:: Exercise aim ::
Extract the whole listing as it stands. Do not include the pictures.

:: Data listing ::
********

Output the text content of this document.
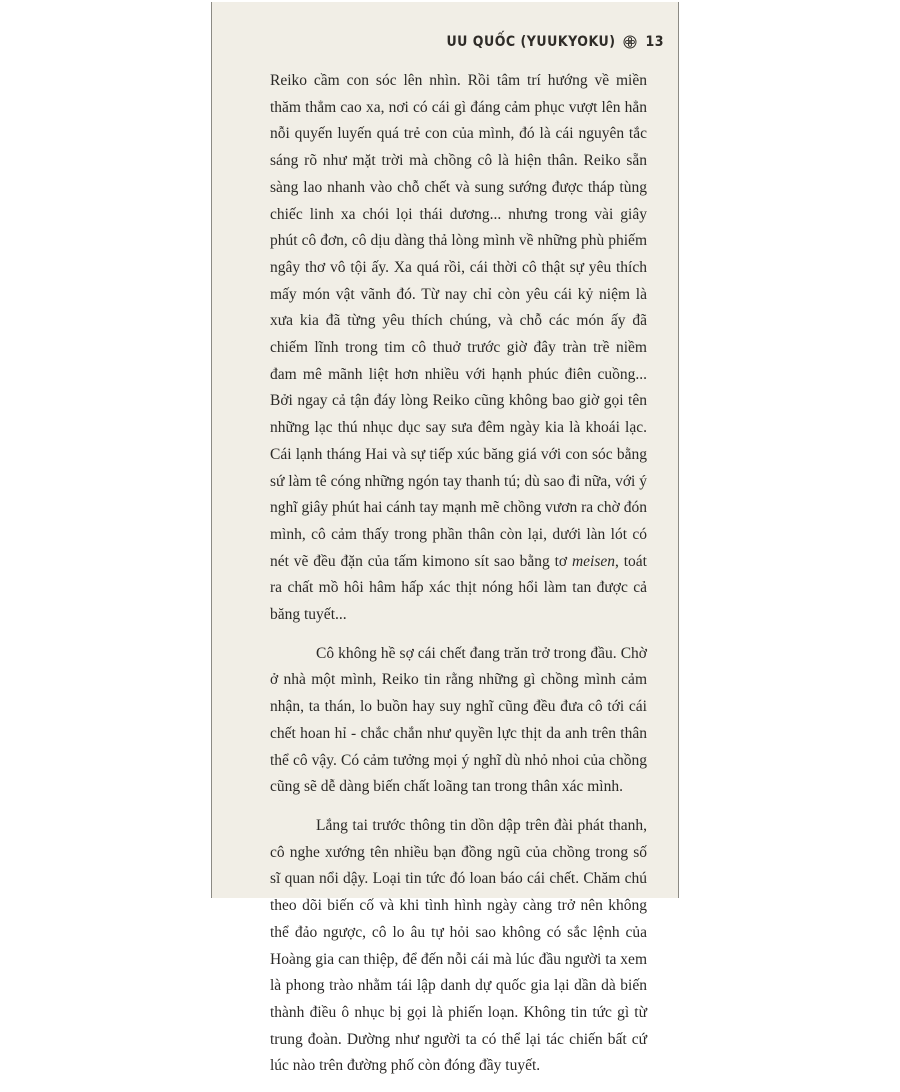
UU QUỐC (YUUKYOKU) 13

Reiko cầm con sóc lên nhìn. Rồi tâm trí hướng về miền thăm thẳm cao xa, nơi có cái gì đáng cảm phục vượt lên hẳn nỗi quyến luyến quá trẻ con của mình, đó là cái nguyên tắc sáng rõ như mặt trời mà chồng cô là hiện thân. Reiko sẵn sàng lao nhanh vào chỗ chết và sung sướng được tháp tùng chiếc linh xa chói lọi thái dương... nhưng trong vài giây phút cô đơn, cô dịu dàng thả lòng mình về những phù phiếm ngây thơ vô tội ấy. Xa quá rồi, cái thời cô thật sự yêu thích mấy món vật vãnh đó. Từ nay chỉ còn yêu cái kỷ niệm là xưa kia đã từng yêu thích chúng, và chỗ các món ấy đã chiếm lĩnh trong tim cô thuở trước giờ đây tràn trề niềm đam mê mãnh liệt hơn nhiều với hạnh phúc điên cuồng... Bởi ngay cả tận đáy lòng Reiko cũng không bao giờ gọi tên những lạc thú nhục dục say sưa đêm ngày kia là khoái lạc. Cái lạnh tháng Hai và sự tiếp xúc băng giá với con sóc bằng sứ làm tê cóng những ngón tay thanh tú; dù sao đi nữa, với ý nghĩ giây phút hai cánh tay mạnh mẽ chồng vươn ra chờ đón mình, cô cảm thấy trong phần thân còn lại, dưới làn lót có nét vẽ đều đặn của tấm kimono sít sao bằng tơ meisen, toát ra chất mồ hôi hâm hấp xác thịt nóng hổi làm tan được cả băng tuyết...

Cô không hề sợ cái chết đang trăn trở trong đầu. Chờ ở nhà một mình, Reiko tin rằng những gì chồng mình cảm nhận, ta thán, lo buồn hay suy nghĩ cũng đều đưa cô tới cái chết hoan hỉ - chắc chắn như quyền lực thịt da anh trên thân thể cô vậy. Có cảm tưởng mọi ý nghĩ dù nhỏ nhoi của chồng cũng sẽ dễ dàng biến chất loãng tan trong thân xác mình.

Lắng tai trước thông tin dồn dập trên đài phát thanh, cô nghe xướng tên nhiều bạn đồng ngũ của chồng trong số sĩ quan nổi dậy. Loại tin tức đó loan báo cái chết. Chăm chú theo dõi biến cố và khi tình hình ngày càng trở nên không thể đảo ngược, cô lo âu tự hỏi sao không có sắc lệnh của Hoàng gia can thiệp, để đến nỗi cái mà lúc đầu người ta xem là phong trào nhằm tái lập danh dự quốc gia lại dần dà biến thành điều ô nhục bị gọi là phiến loạn. Không tin tức gì từ trung đoàn. Dường như người ta có thể lại tác chiến bất cứ lúc nào trên đường phố còn đóng đầy tuyết.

********

:: Answer to the task ::
Output the text content of this document.
UU QUỐC (YUUKYOKU) 13

Reiko cầm con sóc lên nhìn. Rồi tâm trí hướng về miền thăm thẳm cao xa, nơi có cái gì đáng cảm phục vượt lên hẳn nỗi quyến luyến quá trẻ con của mình, đó là cái nguyên tắc sáng rõ như mặt trời mà chồng cô là hiện thân. Reiko sẵn sàng lao nhanh vào chỗ chết và sung sướng được tháp tùng chiếc linh xa chói lọi thái dương... nhưng trong vài giây phút cô đơn, cô dịu dàng thả lòng mình về những phù phiếm ngây thơ vô tội ấy. Xa quá rồi, cái thời cô thật sự yêu thích mấy món vật vãnh đó. Từ nay chỉ còn yêu cái kỷ niệm là xưa kia đã từng yêu thích chúng, và chỗ các món ấy đã chiếm lĩnh trong tim cô thuở trước giờ đây tràn trề niềm đam mê mãnh liệt hơn nhiều với hạnh phúc điên cuồng... Bởi ngay cả tận đáy lòng Reiko cũng không bao giờ gọi tên những lạc thú nhục dục say sưa đêm ngày kia là khoái lạc. Cái lạnh tháng Hai và sự tiếp xúc băng giá với con sóc bằng sứ làm tê cóng những ngón tay thanh tú; dù sao đi nữa, với ý nghĩ giây phút hai cánh tay mạnh mẽ chồng vươn ra chờ đón mình, cô cảm thấy trong phần thân còn lại, dưới làn lót có nét vẽ đều đặn của tấm kimono sít sao bằng tơ meisen, toát ra chất mồ hôi hâm hấp xác thịt nóng hổi làm tan được cả băng tuyết...

Cô không hề sợ cái chết đang trăn trở trong đầu. Chờ ở nhà một mình, Reiko tin rằng những gì chồng mình cảm nhận, ta thán, lo buồn hay suy nghĩ cũng đều đưa cô tới cái chết hoan hỉ - chắc chắn như quyền lực thịt da anh trên thân thể cô vậy. Có cảm tưởng mọi ý nghĩ dù nhỏ nhoi của chồng cũng sẽ dễ dàng biến chất loãng tan trong thân xác mình.

Lắng tai trước thông tin dồn dập trên đài phát thanh, cô nghe xướng tên nhiều bạn đồng ngũ của chồng trong số sĩ quan nổi dậy. Loại tin tức đó loan báo cái chết. Chăm chú theo dõi biến cố và khi tình hình ngày càng trở nên không thể đảo ngược, cô lo âu tự hỏi sao không có sắc lệnh của Hoàng gia can thiệp, để đến nỗi cái mà lúc đầu người ta xem là phong trào nhằm tái lập danh dự quốc gia lại dần dà biến thành điều ô nhục bị gọi là phiến loạn. Không tin tức gì từ trung đoàn. Dường như người ta có thể lại tác chiến bất cứ lúc nào trên đường phố còn đóng đầy tuyết.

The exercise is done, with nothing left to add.